[Records that describe figures]
(begin)

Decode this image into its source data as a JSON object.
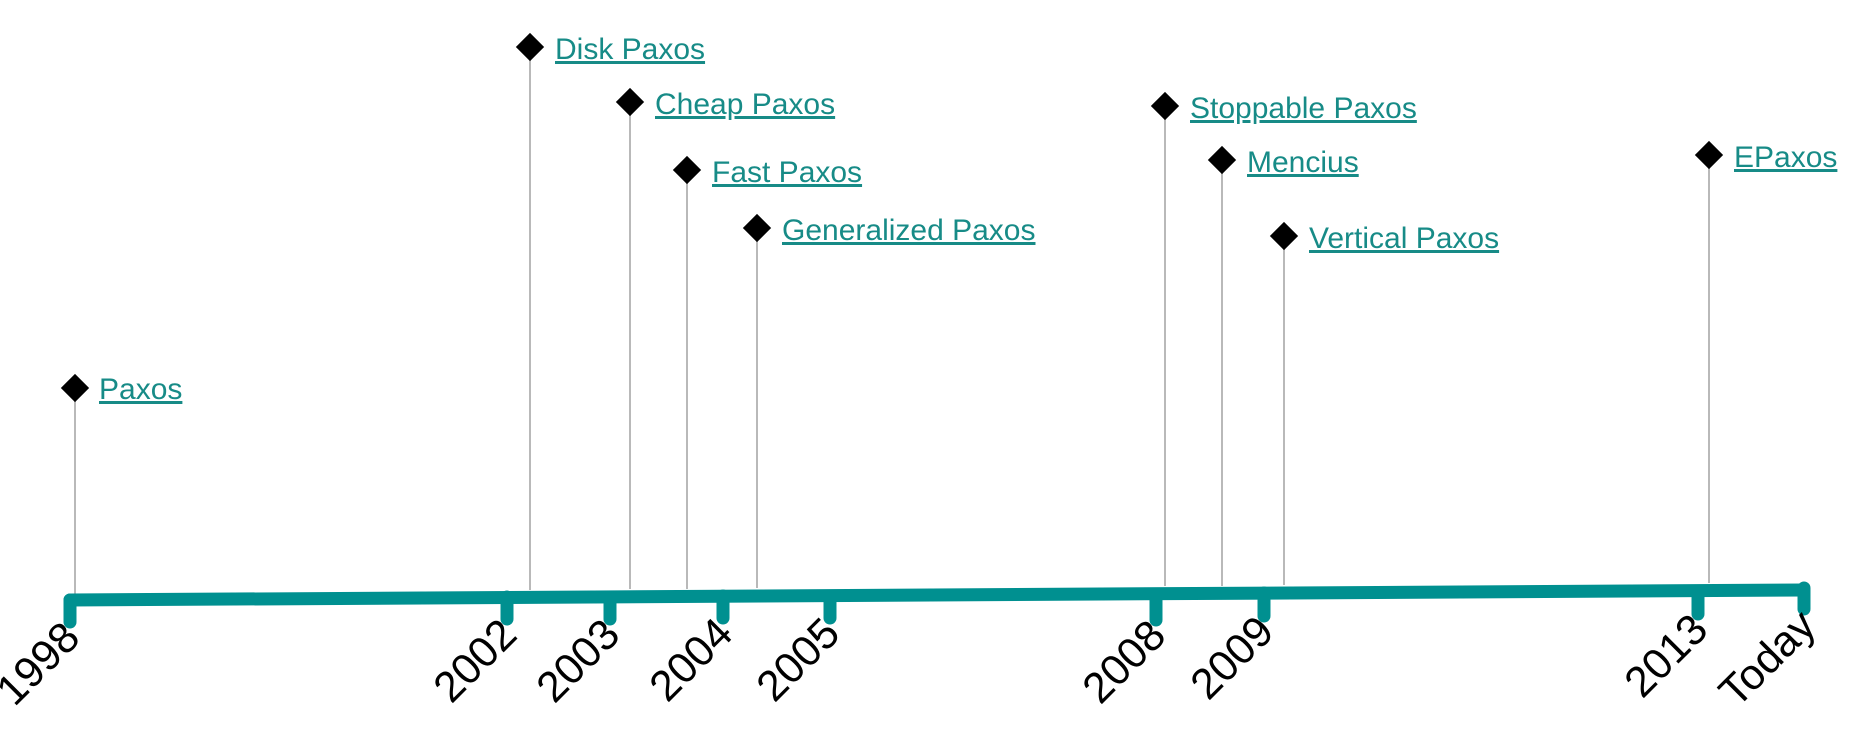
{
  "timeline": {
    "axis_color": "#009090",
    "link_color": "#178b87",
    "ticks": [
      {
        "label": "1998"
      },
      {
        "label": "2002"
      },
      {
        "label": "2003"
      },
      {
        "label": "2004"
      },
      {
        "label": "2005"
      },
      {
        "label": "2008"
      },
      {
        "label": "2009"
      },
      {
        "label": "2013"
      },
      {
        "label": "Today"
      }
    ],
    "events": [
      {
        "label": "Paxos",
        "year": "1998"
      },
      {
        "label": "Disk Paxos",
        "year": "2002"
      },
      {
        "label": "Cheap Paxos",
        "year": "2003"
      },
      {
        "label": "Fast Paxos",
        "year": "2004"
      },
      {
        "label": "Generalized Paxos",
        "year": "2005"
      },
      {
        "label": "Stoppable Paxos",
        "year": "2008"
      },
      {
        "label": "Mencius",
        "year": "2009"
      },
      {
        "label": "Vertical Paxos",
        "year": "2009"
      },
      {
        "label": "EPaxos",
        "year": "2013"
      }
    ]
  }
}
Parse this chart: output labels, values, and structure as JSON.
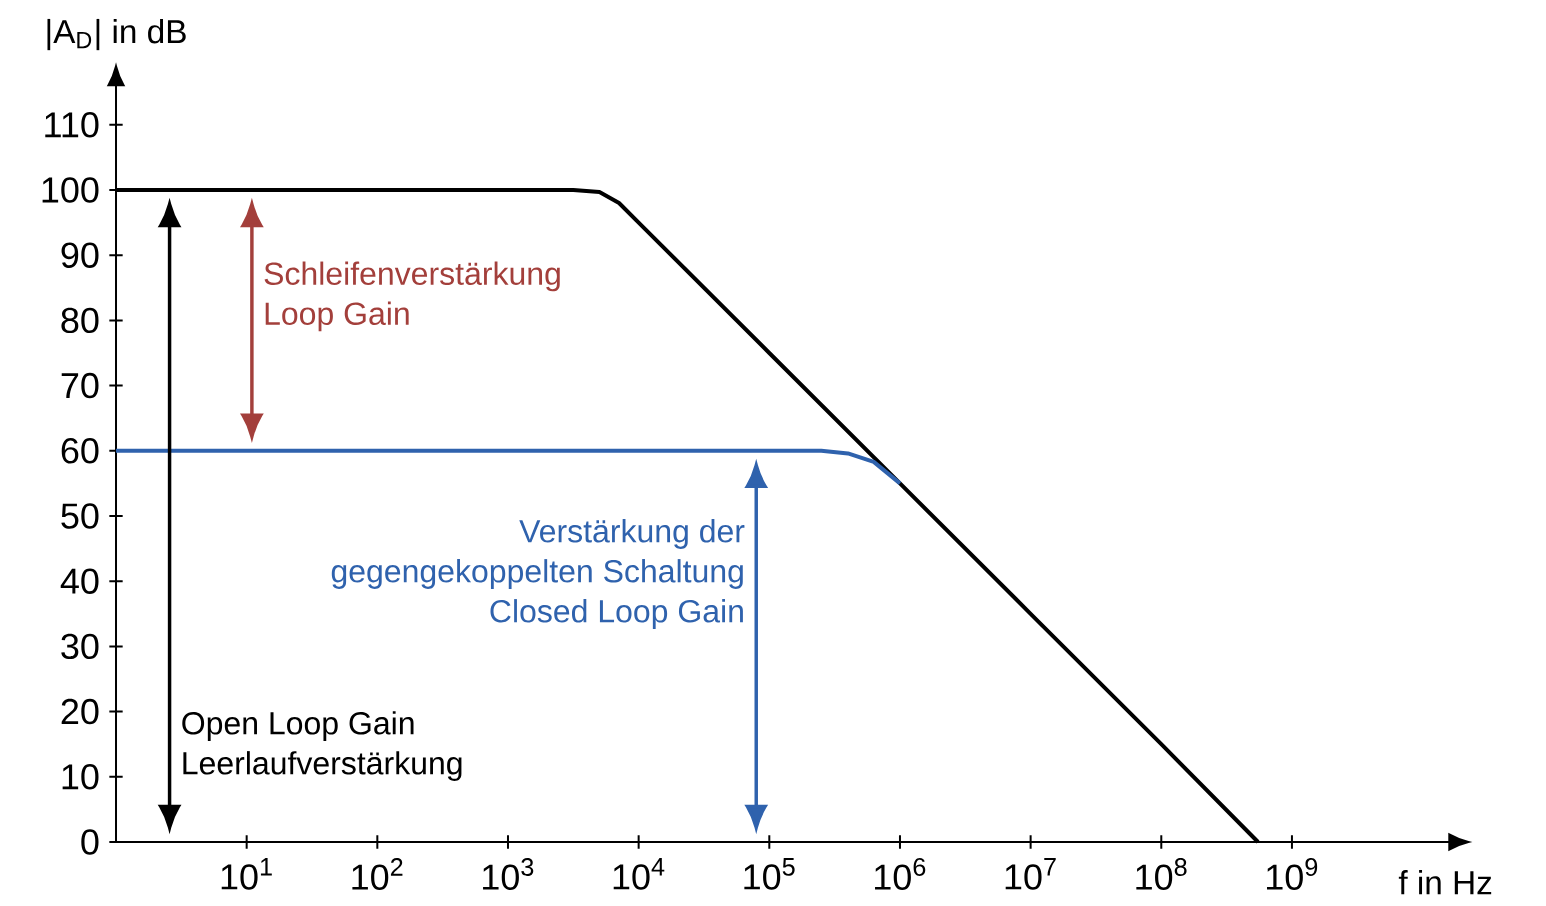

(end)

Above are the records; reproduce them exactly and leave out the pictures.

Decode this image into its source data as a JSON object.
{
  "timeline": {
    "axis_color": "#009090",
    "link_color": "#178b87",
    "ticks": [
      {
        "label": "1998"
      },
      {
        "label": "2002"
      },
      {
        "label": "2003"
      },
      {
        "label": "2004"
      },
      {
        "label": "2005"
      },
      {
        "label": "2008"
      },
      {
        "label": "2009"
      },
      {
        "label": "2013"
      },
      {
        "label": "Today"
      }
    ],
    "events": [
      {
        "label": "Paxos",
        "year": "1998"
      },
      {
        "label": "Disk Paxos",
        "year": "2002"
      },
      {
        "label": "Cheap Paxos",
        "year": "2003"
      },
      {
        "label": "Fast Paxos",
        "year": "2004"
      },
      {
        "label": "Generalized Paxos",
        "year": "2005"
      },
      {
        "label": "Stoppable Paxos",
        "year": "2008"
      },
      {
        "label": "Mencius",
        "year": "2009"
      },
      {
        "label": "Vertical Paxos",
        "year": "2009"
      },
      {
        "label": "EPaxos",
        "year": "2013"
      }
    ]
  }
}
Parse this chart: output labels, values, and structure as JSON.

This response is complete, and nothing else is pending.